[Dataset records]
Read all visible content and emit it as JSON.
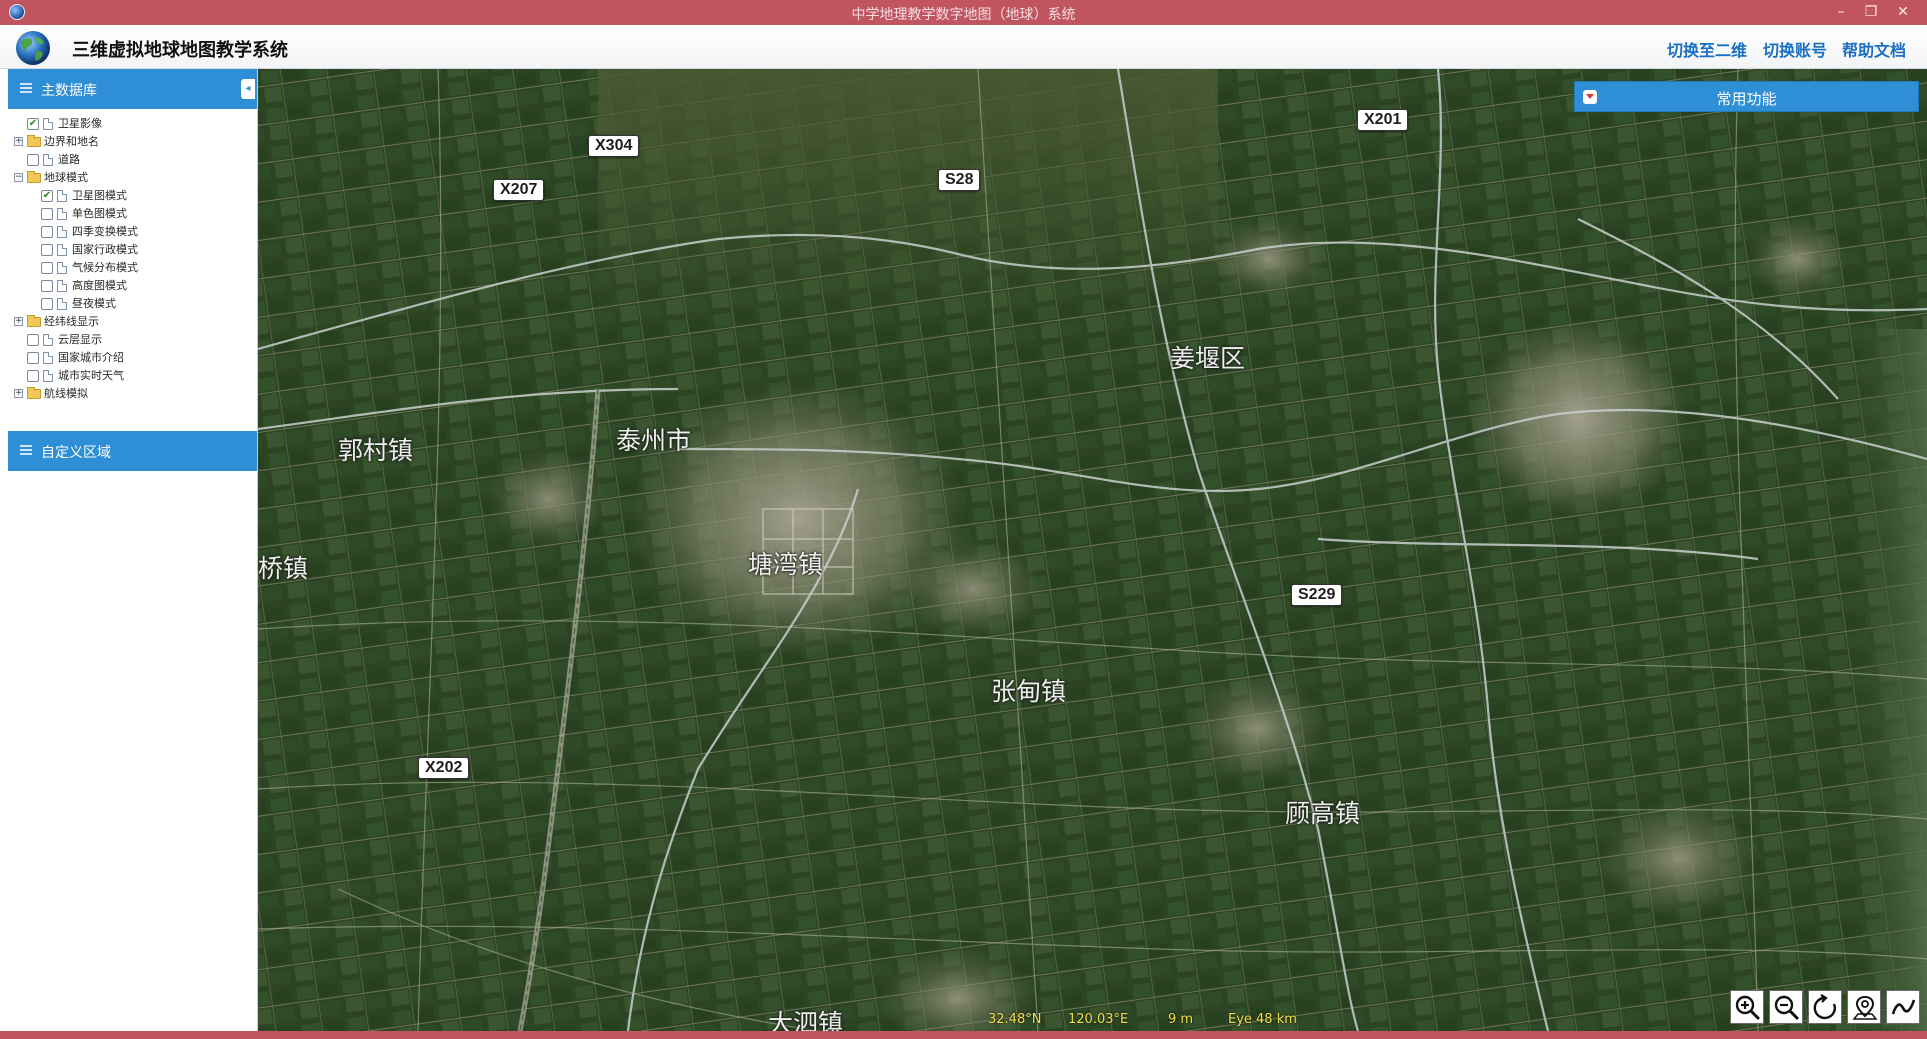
{
  "window": {
    "title": "中学地理教学数字地图（地球）系统",
    "accent_color": "#c1555f",
    "controls": [
      "minimize-icon",
      "restore-icon",
      "close-icon"
    ]
  },
  "header": {
    "app_title": "三维虚拟地球地图教学系统",
    "logo": "globe-icon",
    "links": {
      "switch_2d": "切换至二维",
      "switch_account": "切换账号",
      "help_docs": "帮助文档"
    },
    "link_color": "#1b6fc2"
  },
  "sidebar": {
    "header_color": "#2f8fd6",
    "main_db": {
      "title": "主数据库",
      "items": [
        {
          "label": "卫星影像",
          "level": 0,
          "checked": true,
          "expandable": false,
          "folder": false
        },
        {
          "label": "边界和地名",
          "level": 0,
          "checked": false,
          "expandable": true,
          "folder": true
        },
        {
          "label": "道路",
          "level": 0,
          "checked": false,
          "expandable": false,
          "folder": false
        },
        {
          "label": "地球模式",
          "level": 0,
          "checked": false,
          "expandable": true,
          "expanded": true,
          "folder": true
        },
        {
          "label": "卫星图模式",
          "level": 1,
          "checked": true,
          "expandable": false,
          "folder": false
        },
        {
          "label": "单色图模式",
          "level": 1,
          "checked": false,
          "expandable": false,
          "folder": false
        },
        {
          "label": "四季变换模式",
          "level": 1,
          "checked": false,
          "expandable": false,
          "folder": false
        },
        {
          "label": "国家行政模式",
          "level": 1,
          "checked": false,
          "expandable": false,
          "folder": false
        },
        {
          "label": "气候分布模式",
          "level": 1,
          "checked": false,
          "expandable": false,
          "folder": false
        },
        {
          "label": "高度图模式",
          "level": 1,
          "checked": false,
          "expandable": false,
          "folder": false
        },
        {
          "label": "昼夜模式",
          "level": 1,
          "checked": false,
          "expandable": false,
          "folder": false
        },
        {
          "label": "经纬线显示",
          "level": 0,
          "checked": false,
          "expandable": true,
          "folder": true
        },
        {
          "label": "云层显示",
          "level": 0,
          "checked": false,
          "expandable": false,
          "folder": false
        },
        {
          "label": "国家城市介绍",
          "level": 0,
          "checked": false,
          "expandable": false,
          "folder": false
        },
        {
          "label": "城市实时天气",
          "level": 0,
          "checked": false,
          "expandable": false,
          "folder": false
        },
        {
          "label": "航线模拟",
          "level": 0,
          "checked": false,
          "expandable": true,
          "folder": true
        }
      ]
    },
    "custom_region": {
      "title": "自定义区域"
    }
  },
  "map": {
    "common_functions": "常用功能",
    "road_shields": [
      {
        "id": "x304",
        "label": "X304"
      },
      {
        "id": "x207",
        "label": "X207"
      },
      {
        "id": "s28",
        "label": "S28"
      },
      {
        "id": "x201",
        "label": "X201"
      },
      {
        "id": "s229",
        "label": "S229"
      },
      {
        "id": "x202",
        "label": "X202"
      }
    ],
    "places": [
      {
        "id": "jiangyan",
        "label": "姜堰区"
      },
      {
        "id": "taizhou",
        "label": "泰州市"
      },
      {
        "id": "guocun",
        "label": "郭村镇"
      },
      {
        "id": "qiao",
        "label": "桥镇"
      },
      {
        "id": "tangwan",
        "label": "塘湾镇"
      },
      {
        "id": "zhangdian",
        "label": "张甸镇"
      },
      {
        "id": "gugao",
        "label": "顾高镇"
      },
      {
        "id": "dalun",
        "label": "大泗镇"
      }
    ],
    "status": {
      "lat": "32.48°N",
      "lon": "120.03°E",
      "elevation": "9 m",
      "eye": "Eye  48 km"
    },
    "tools": [
      "zoom-in-icon",
      "zoom-out-icon",
      "rotate-icon",
      "pin-icon",
      "measure-icon"
    ]
  }
}
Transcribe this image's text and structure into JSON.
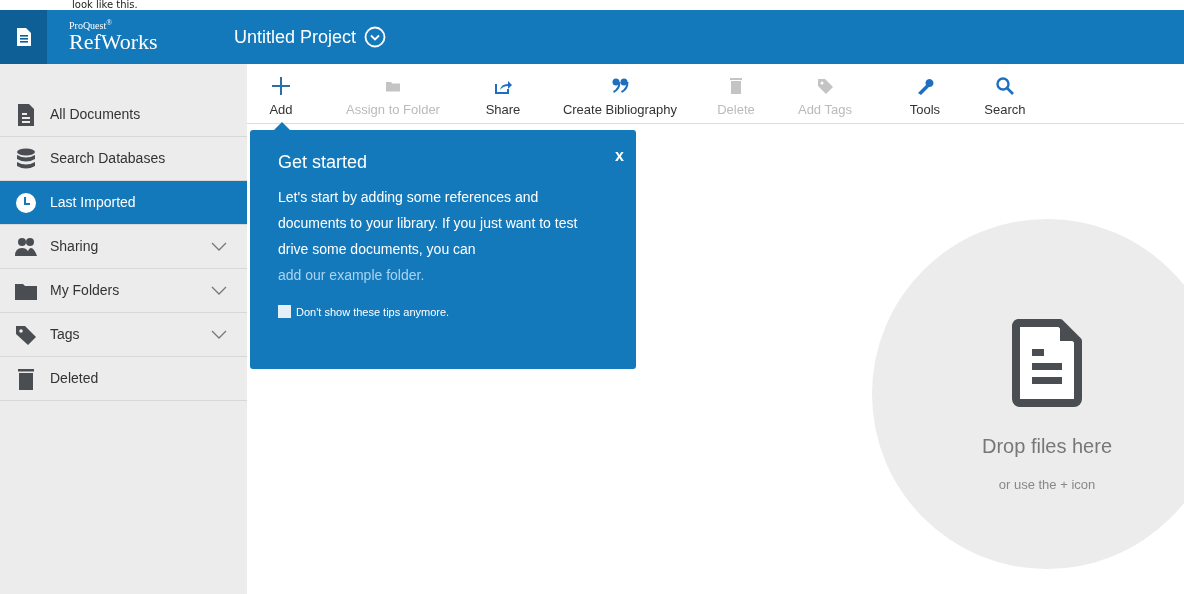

Description of the task: From the records, copy every line that has the string "icon" in it.

The solution:
      "minimize-icon",
      "restore-icon",
      "close-icon"
    "logo": "globe-icon",
      "zoom-in-icon",
      "zoom-out-icon",
      "rotate-icon",
      "pin-icon",
      "measure-icon"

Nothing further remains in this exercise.